# GOAL:
Give every line below again, exactly.

START DATASET

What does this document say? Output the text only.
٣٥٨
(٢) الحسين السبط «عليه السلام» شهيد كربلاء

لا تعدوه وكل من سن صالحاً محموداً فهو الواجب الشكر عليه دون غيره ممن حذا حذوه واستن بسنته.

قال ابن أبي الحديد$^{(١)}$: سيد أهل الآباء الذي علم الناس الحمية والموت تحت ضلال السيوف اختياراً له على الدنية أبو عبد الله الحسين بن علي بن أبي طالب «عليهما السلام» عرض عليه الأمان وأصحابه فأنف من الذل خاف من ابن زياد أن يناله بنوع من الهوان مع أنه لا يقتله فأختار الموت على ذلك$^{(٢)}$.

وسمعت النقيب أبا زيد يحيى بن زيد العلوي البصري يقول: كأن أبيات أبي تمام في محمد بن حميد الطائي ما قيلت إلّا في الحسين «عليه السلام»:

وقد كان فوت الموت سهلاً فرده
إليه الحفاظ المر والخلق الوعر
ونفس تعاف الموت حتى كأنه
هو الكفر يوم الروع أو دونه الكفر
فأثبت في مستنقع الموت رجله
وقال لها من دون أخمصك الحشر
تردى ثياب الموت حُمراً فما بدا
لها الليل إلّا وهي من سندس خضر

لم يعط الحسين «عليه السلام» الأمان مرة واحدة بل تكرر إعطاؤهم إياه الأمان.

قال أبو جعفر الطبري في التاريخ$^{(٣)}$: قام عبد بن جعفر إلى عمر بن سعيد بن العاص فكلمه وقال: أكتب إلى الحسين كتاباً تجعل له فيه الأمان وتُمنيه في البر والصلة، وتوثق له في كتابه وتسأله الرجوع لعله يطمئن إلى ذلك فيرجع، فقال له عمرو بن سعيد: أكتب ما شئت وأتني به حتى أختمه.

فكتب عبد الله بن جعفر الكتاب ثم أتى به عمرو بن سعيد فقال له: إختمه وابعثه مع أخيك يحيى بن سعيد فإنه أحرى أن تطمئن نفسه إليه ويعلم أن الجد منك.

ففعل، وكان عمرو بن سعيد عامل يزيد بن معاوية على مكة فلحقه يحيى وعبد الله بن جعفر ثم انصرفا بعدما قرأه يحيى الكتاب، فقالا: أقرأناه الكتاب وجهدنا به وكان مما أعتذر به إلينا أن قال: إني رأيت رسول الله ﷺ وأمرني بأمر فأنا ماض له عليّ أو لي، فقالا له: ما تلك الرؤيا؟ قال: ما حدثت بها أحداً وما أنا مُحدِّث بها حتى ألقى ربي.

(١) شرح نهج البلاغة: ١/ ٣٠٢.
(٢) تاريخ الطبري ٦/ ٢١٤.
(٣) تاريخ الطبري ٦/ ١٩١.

END DATASET

# SOLUTION TO THE PROBLEM:
What does this document say? Output the text only.
٣٥٨
(٢) الحسين السبط «عليه السلام» شهيد كربلاء

لا تعدوه وكل من سن صالحاً محموداً فهو الواجب الشكر عليه دون غيره ممن حذا حذوه واستن بسنته.

قال ابن أبي الحديد$^{(١)}$: سيد أهل الآباء الذي علم الناس الحمية والموت تحت ضلال السيوف اختياراً له على الدنية أبو عبد الله الحسين بن علي بن أبي طالب «عليهما السلام» عرض عليه الأمان وأصحابه فأنف من الذل خاف من ابن زياد أن يناله بنوع من الهوان مع أنه لا يقتله فأختار الموت على ذلك$^{(٢)}$.

وسمعت النقيب أبا زيد يحيى بن زيد العلوي البصري يقول: كأن أبيات أبي تمام في محمد بن حميد الطائي ما قيلت إلّا في الحسين «عليه السلام»:

وقد كان فوت الموت سهلاً فرده
إليه الحفاظ المر والخلق الوعر
ونفس تعاف الموت حتى كأنه
هو الكفر يوم الروع أو دونه الكفر
فأثبت في مستنقع الموت رجله
وقال لها من دون أخمصك الحشر
تردى ثياب الموت حُمراً فما بدا
لها الليل إلّا وهي من سندس خضر

لم يعط الحسين «عليه السلام» الأمان مرة واحدة بل تكرر إعطاؤهم إياه الأمان.

قال أبو جعفر الطبري في التاريخ$^{(٣)}$: قام عبد بن جعفر إلى عمر بن سعيد بن العاص فكلمه وقال: أكتب إلى الحسين كتاباً تجعل له فيه الأمان وتُمنيه في البر والصلة، وتوثق له في كتابه وتسأله الرجوع لعله يطمئن إلى ذلك فيرجع، فقال له عمرو بن سعيد: أكتب ما شئت وأتني به حتى أختمه.

فكتب عبد الله بن جعفر الكتاب ثم أتى به عمرو بن سعيد فقال له: إختمه وابعثه مع أخيك يحيى بن سعيد فإنه أحرى أن تطمئن نفسه إليه ويعلم أن الجد منك.

ففعل، وكان عمرو بن سعيد عامل يزيد بن معاوية على مكة فلحقه يحيى وعبد الله بن جعفر ثم انصرفا بعدما قرأه يحيى الكتاب، فقالا: أقرأناه الكتاب وجهدنا به وكان مما أعتذر به إلينا أن قال: إني رأيت رسول الله ﷺ وأمرني بأمر فأنا ماض له عليّ أو لي، فقالا له: ما تلك الرؤيا؟ قال: ما حدثت بها أحداً وما أنا مُحدِّث بها حتى ألقى ربي.

(١) شرح نهج البلاغة: ١/ ٣٠٢.
(٢) تاريخ الطبري ٦/ ٢١٤.
(٣) تاريخ الطبري ٦/ ١٩١.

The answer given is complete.